-- Begin --
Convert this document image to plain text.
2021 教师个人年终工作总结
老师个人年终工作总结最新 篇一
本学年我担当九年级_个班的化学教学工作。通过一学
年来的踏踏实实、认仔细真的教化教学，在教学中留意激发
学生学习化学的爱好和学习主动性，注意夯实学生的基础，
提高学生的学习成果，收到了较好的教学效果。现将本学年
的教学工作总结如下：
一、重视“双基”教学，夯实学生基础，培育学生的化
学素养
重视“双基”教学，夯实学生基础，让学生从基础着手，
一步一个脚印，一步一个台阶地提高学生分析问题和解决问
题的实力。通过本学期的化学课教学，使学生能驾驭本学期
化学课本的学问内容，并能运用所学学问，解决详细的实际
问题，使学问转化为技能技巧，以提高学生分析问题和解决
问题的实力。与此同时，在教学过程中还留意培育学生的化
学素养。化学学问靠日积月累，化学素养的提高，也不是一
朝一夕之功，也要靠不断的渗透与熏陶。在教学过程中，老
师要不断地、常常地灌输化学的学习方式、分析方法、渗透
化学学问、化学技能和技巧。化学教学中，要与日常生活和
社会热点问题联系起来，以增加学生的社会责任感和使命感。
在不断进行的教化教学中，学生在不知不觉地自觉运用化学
-- End --
-- Begin --
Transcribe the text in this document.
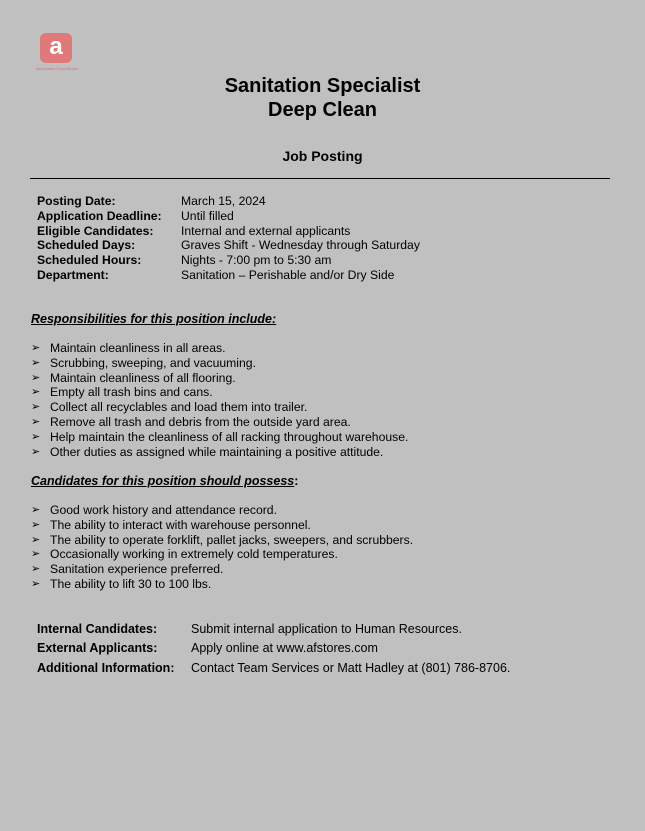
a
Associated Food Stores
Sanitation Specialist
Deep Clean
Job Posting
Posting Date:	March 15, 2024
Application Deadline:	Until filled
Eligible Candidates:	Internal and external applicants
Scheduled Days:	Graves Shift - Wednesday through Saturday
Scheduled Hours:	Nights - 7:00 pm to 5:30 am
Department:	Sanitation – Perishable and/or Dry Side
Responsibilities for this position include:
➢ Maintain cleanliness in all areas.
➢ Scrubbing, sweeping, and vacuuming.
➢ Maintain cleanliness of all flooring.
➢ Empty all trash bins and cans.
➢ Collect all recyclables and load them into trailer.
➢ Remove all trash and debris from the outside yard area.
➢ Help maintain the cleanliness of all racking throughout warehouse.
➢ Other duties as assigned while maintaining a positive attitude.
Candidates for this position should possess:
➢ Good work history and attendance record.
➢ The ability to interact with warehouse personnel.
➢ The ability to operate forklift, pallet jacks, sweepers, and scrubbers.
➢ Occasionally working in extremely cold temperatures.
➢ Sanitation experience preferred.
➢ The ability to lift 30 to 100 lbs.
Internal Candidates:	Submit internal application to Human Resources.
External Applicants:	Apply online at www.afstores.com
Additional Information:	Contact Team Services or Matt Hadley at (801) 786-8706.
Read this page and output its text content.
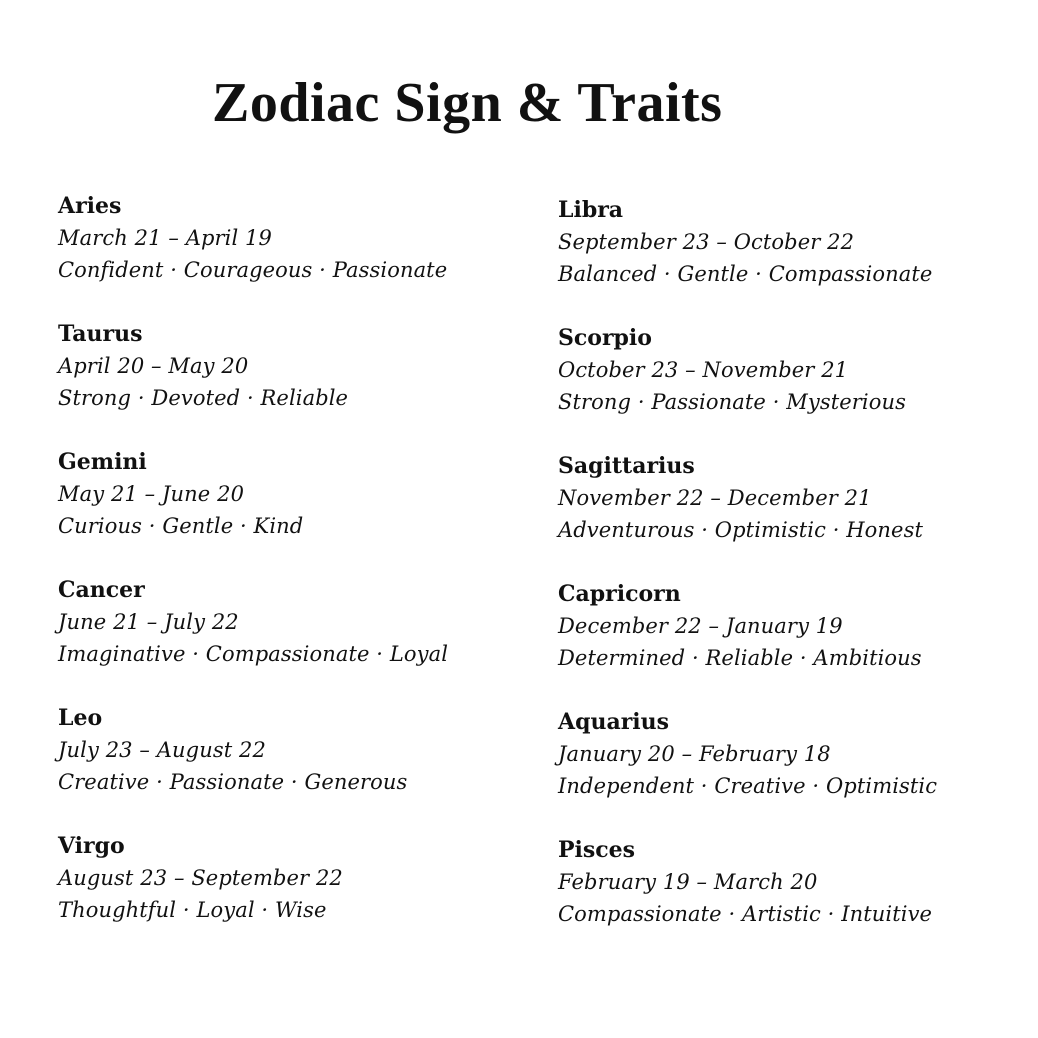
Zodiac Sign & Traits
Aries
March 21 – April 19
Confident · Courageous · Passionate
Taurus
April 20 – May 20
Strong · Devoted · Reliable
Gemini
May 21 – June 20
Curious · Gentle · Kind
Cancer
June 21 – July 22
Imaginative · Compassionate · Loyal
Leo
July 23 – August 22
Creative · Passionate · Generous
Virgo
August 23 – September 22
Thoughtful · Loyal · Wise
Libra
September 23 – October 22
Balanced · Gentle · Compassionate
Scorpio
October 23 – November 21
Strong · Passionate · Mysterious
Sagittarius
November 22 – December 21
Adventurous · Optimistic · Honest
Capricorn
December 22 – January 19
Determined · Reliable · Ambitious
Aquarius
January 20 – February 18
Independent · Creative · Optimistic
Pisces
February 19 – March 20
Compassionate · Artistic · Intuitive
-- End --
-- Begin --
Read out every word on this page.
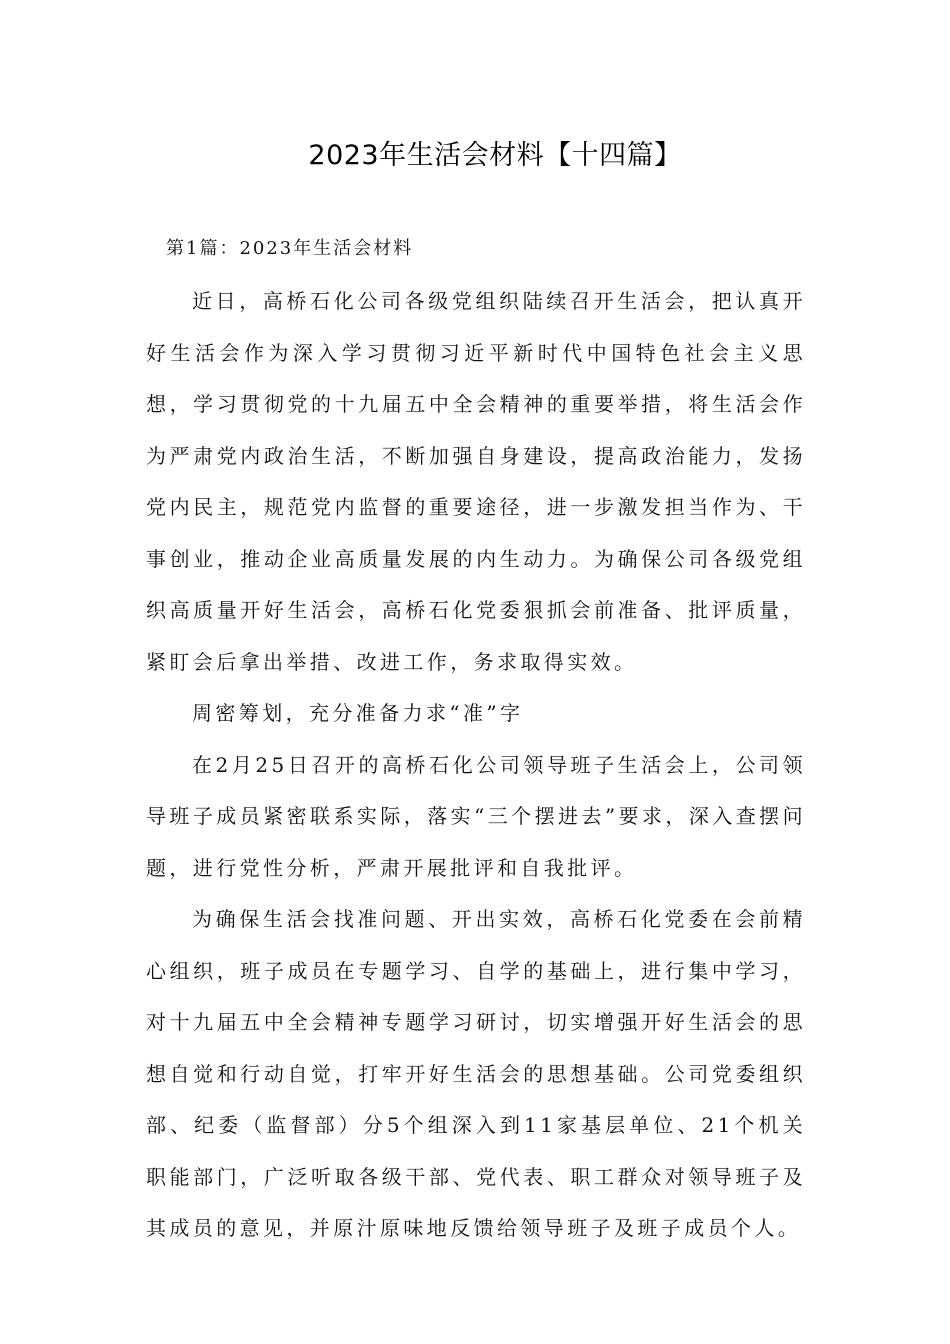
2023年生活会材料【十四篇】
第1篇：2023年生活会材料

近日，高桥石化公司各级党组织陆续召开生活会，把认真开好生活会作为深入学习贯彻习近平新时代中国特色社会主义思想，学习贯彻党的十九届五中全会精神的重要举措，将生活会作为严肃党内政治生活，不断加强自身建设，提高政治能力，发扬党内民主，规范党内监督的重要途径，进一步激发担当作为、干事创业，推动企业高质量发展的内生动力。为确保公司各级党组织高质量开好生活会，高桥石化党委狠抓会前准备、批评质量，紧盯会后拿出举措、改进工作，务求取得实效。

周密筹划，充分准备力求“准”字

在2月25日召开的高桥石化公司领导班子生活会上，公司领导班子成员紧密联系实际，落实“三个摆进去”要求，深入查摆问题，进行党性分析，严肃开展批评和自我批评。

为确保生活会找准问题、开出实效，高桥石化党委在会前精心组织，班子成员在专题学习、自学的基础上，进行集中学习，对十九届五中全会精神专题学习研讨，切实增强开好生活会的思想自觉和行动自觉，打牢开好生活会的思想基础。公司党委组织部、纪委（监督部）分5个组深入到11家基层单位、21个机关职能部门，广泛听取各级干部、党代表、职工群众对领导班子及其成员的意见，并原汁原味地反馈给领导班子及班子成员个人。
-- End --
▶ [Task to carry out]: Respond with nothing but the number of lines in the entries that contain the string "Read".

▶ [Written solution]: 2